(Entries from a visual dataset)
— Start —

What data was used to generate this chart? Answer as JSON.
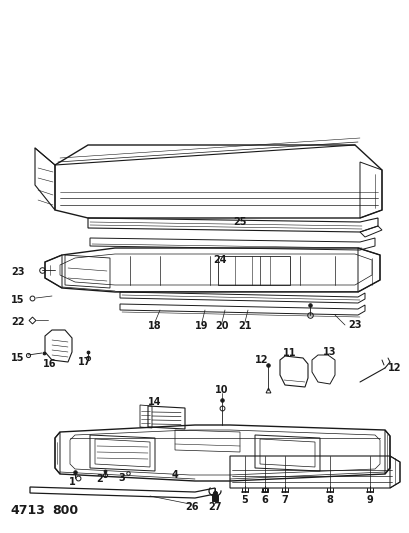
{
  "bg_color": "#ffffff",
  "line_color": "#1a1a1a",
  "part_number": "4713",
  "part_code": "800",
  "figsize": [
    4.1,
    5.33
  ],
  "dpi": 100
}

— End —

**REQUIREMENTS**
Print out every entry above without changing a word, and leave out the pictures.

**FINISHED TASK**
What data was used to generate this chart? Answer as JSON.
{
  "bg_color": "#ffffff",
  "line_color": "#1a1a1a",
  "part_number": "4713",
  "part_code": "800",
  "figsize": [
    4.1,
    5.33
  ],
  "dpi": 100
}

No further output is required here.